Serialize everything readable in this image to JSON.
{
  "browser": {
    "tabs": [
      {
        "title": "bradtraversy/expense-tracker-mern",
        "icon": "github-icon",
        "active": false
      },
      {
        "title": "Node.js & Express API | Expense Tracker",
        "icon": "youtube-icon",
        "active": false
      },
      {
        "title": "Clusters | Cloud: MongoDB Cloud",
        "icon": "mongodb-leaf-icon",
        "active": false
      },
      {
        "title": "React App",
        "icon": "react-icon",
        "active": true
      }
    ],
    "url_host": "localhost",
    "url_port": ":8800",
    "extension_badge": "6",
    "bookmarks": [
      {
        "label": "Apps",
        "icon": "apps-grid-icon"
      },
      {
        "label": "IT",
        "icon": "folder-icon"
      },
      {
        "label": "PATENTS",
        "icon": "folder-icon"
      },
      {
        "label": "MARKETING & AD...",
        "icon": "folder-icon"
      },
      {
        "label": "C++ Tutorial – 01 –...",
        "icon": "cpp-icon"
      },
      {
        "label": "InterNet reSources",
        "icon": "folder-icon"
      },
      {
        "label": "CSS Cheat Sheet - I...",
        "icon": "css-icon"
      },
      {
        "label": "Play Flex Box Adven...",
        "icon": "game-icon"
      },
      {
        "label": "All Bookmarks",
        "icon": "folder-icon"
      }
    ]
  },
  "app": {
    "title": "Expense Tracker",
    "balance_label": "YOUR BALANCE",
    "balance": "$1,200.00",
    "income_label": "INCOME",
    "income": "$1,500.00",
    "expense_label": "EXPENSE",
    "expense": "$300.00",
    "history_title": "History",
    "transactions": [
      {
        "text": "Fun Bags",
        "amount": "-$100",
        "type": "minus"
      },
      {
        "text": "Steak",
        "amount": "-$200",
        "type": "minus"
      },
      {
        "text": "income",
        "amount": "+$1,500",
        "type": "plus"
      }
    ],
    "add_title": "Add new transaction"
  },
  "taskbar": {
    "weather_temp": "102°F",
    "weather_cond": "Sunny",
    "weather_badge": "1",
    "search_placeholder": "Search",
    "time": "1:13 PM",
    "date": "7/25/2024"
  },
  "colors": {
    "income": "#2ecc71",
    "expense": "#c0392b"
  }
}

_ _ _ _ _ _ _

» What is needed
Output the records exactly, including every line.

» Response for this exercise
Serialize everything readable in this image to JSON.
{
  "browser": {
    "tabs": [
      {
        "title": "bradtraversy/expense-tracker-mern",
        "icon": "github-icon",
        "active": false
      },
      {
        "title": "Node.js & Express API | Expense Tracker",
        "icon": "youtube-icon",
        "active": false
      },
      {
        "title": "Clusters | Cloud: MongoDB Cloud",
        "icon": "mongodb-leaf-icon",
        "active": false
      },
      {
        "title": "React App",
        "icon": "react-icon",
        "active": true
      }
    ],
    "url_host": "localhost",
    "url_port": ":8800",
    "extension_badge": "6",
    "bookmarks": [
      {
        "label": "Apps",
        "icon": "apps-grid-icon"
      },
      {
        "label": "IT",
        "icon": "folder-icon"
      },
      {
        "label": "PATENTS",
        "icon": "folder-icon"
      },
      {
        "label": "MARKETING & AD...",
        "icon": "folder-icon"
      },
      {
        "label": "C++ Tutorial – 01 –...",
        "icon": "cpp-icon"
      },
      {
        "label": "InterNet reSources",
        "icon": "folder-icon"
      },
      {
        "label": "CSS Cheat Sheet - I...",
        "icon": "css-icon"
      },
      {
        "label": "Play Flex Box Adven...",
        "icon": "game-icon"
      },
      {
        "label": "All Bookmarks",
        "icon": "folder-icon"
      }
    ]
  },
  "app": {
    "title": "Expense Tracker",
    "balance_label": "YOUR BALANCE",
    "balance": "$1,200.00",
    "income_label": "INCOME",
    "income": "$1,500.00",
    "expense_label": "EXPENSE",
    "expense": "$300.00",
    "history_title": "History",
    "transactions": [
      {
        "text": "Fun Bags",
        "amount": "-$100",
        "type": "minus"
      },
      {
        "text": "Steak",
        "amount": "-$200",
        "type": "minus"
      },
      {
        "text": "income",
        "amount": "+$1,500",
        "type": "plus"
      }
    ],
    "add_title": "Add new transaction"
  },
  "taskbar": {
    "weather_temp": "102°F",
    "weather_cond": "Sunny",
    "weather_badge": "1",
    "search_placeholder": "Search",
    "time": "1:13 PM",
    "date": "7/25/2024"
  },
  "colors": {
    "income": "#2ecc71",
    "expense": "#c0392b"
  }
}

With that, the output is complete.